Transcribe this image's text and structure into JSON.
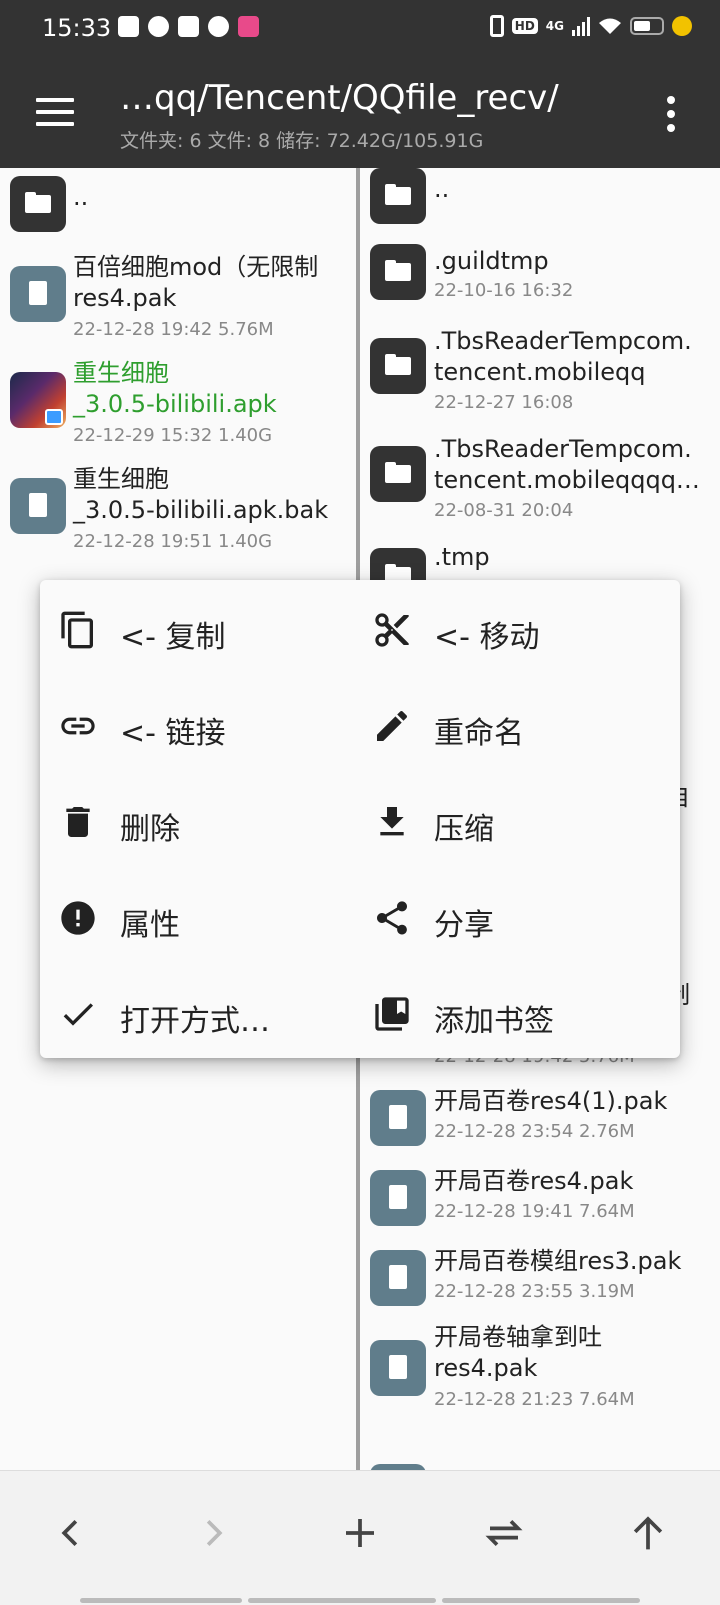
{
  "status": {
    "time": "15:33",
    "net": "4G"
  },
  "toolbar": {
    "path": "…qq/Tencent/QQfile_recv/",
    "stats": "文件夹: 6   文件: 8   储存: 72.42G/105.91G"
  },
  "left": {
    "parent": "..",
    "files": [
      {
        "line1": "百倍细胞mod（无限制",
        "line2": "res4.pak",
        "meta": "22-12-28 19:42  5.76M"
      },
      {
        "line1": "重生细胞",
        "line2": "_3.0.5-bilibili.apk",
        "meta": "22-12-29 15:32  1.40G"
      },
      {
        "line1": "重生细胞",
        "line2": "_3.0.5-bilibili.apk.bak",
        "meta": "22-12-28 19:51  1.40G"
      }
    ]
  },
  "right": {
    "parent": "..",
    "folders": [
      {
        "line1": ".guildtmp",
        "line2": "",
        "meta": "22-10-16 16:32"
      },
      {
        "line1": ".TbsReaderTempcom.",
        "line2": "tencent.mobileqq",
        "meta": "22-12-27 16:08"
      },
      {
        "line1": ".TbsReaderTempcom.",
        "line2": "tencent.mobileqqqq…",
        "meta": "22-08-31 20:04"
      },
      {
        "line1": ".tmp",
        "line2": "",
        "meta": ""
      }
    ],
    "partial": {
      "edge1": "自",
      "edge2": "岑",
      "edge3": "制",
      "meta": "22-12-28 19:42  5.76M"
    },
    "files": [
      {
        "line1": "开局百卷res4(1).pak",
        "line2": "",
        "meta": "22-12-28 23:54  2.76M"
      },
      {
        "line1": "开局百卷res4.pak",
        "line2": "",
        "meta": "22-12-28 19:41  7.64M"
      },
      {
        "line1": "开局百卷模组res3.pak",
        "line2": "",
        "meta": "22-12-28 23:55  3.19M"
      },
      {
        "line1": "开局卷轴拿到吐",
        "line2": "res4.pak",
        "meta": "22-12-28 21:23  7.64M"
      }
    ]
  },
  "menu": {
    "copy": "<- 复制",
    "move": "<- 移动",
    "link": "<- 链接",
    "rename": "重命名",
    "delete": "删除",
    "compress": "压缩",
    "properties": "属性",
    "share": "分享",
    "open_with": "打开方式…",
    "bookmark": "添加书签"
  },
  "colors": {
    "appbar": "#333333",
    "apk_text": "#2e9e2e",
    "file_icon": "#607d8b"
  }
}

Directive | Repeat each entry precisely as it appears. Leave the pictures out.

Solution below |
Transcribe this image's text and structure into JSON.
{
  "status": {
    "time": "15:33",
    "net": "4G"
  },
  "toolbar": {
    "path": "…qq/Tencent/QQfile_recv/",
    "stats": "文件夹: 6   文件: 8   储存: 72.42G/105.91G"
  },
  "left": {
    "parent": "..",
    "files": [
      {
        "line1": "百倍细胞mod（无限制",
        "line2": "res4.pak",
        "meta": "22-12-28 19:42  5.76M"
      },
      {
        "line1": "重生细胞",
        "line2": "_3.0.5-bilibili.apk",
        "meta": "22-12-29 15:32  1.40G"
      },
      {
        "line1": "重生细胞",
        "line2": "_3.0.5-bilibili.apk.bak",
        "meta": "22-12-28 19:51  1.40G"
      }
    ]
  },
  "right": {
    "parent": "..",
    "folders": [
      {
        "line1": ".guildtmp",
        "line2": "",
        "meta": "22-10-16 16:32"
      },
      {
        "line1": ".TbsReaderTempcom.",
        "line2": "tencent.mobileqq",
        "meta": "22-12-27 16:08"
      },
      {
        "line1": ".TbsReaderTempcom.",
        "line2": "tencent.mobileqqqq…",
        "meta": "22-08-31 20:04"
      },
      {
        "line1": ".tmp",
        "line2": "",
        "meta": ""
      }
    ],
    "partial": {
      "edge1": "自",
      "edge2": "岑",
      "edge3": "制",
      "meta": "22-12-28 19:42  5.76M"
    },
    "files": [
      {
        "line1": "开局百卷res4(1).pak",
        "line2": "",
        "meta": "22-12-28 23:54  2.76M"
      },
      {
        "line1": "开局百卷res4.pak",
        "line2": "",
        "meta": "22-12-28 19:41  7.64M"
      },
      {
        "line1": "开局百卷模组res3.pak",
        "line2": "",
        "meta": "22-12-28 23:55  3.19M"
      },
      {
        "line1": "开局卷轴拿到吐",
        "line2": "res4.pak",
        "meta": "22-12-28 21:23  7.64M"
      }
    ]
  },
  "menu": {
    "copy": "<- 复制",
    "move": "<- 移动",
    "link": "<- 链接",
    "rename": "重命名",
    "delete": "删除",
    "compress": "压缩",
    "properties": "属性",
    "share": "分享",
    "open_with": "打开方式…",
    "bookmark": "添加书签"
  },
  "colors": {
    "appbar": "#333333",
    "apk_text": "#2e9e2e",
    "file_icon": "#607d8b"
  }
}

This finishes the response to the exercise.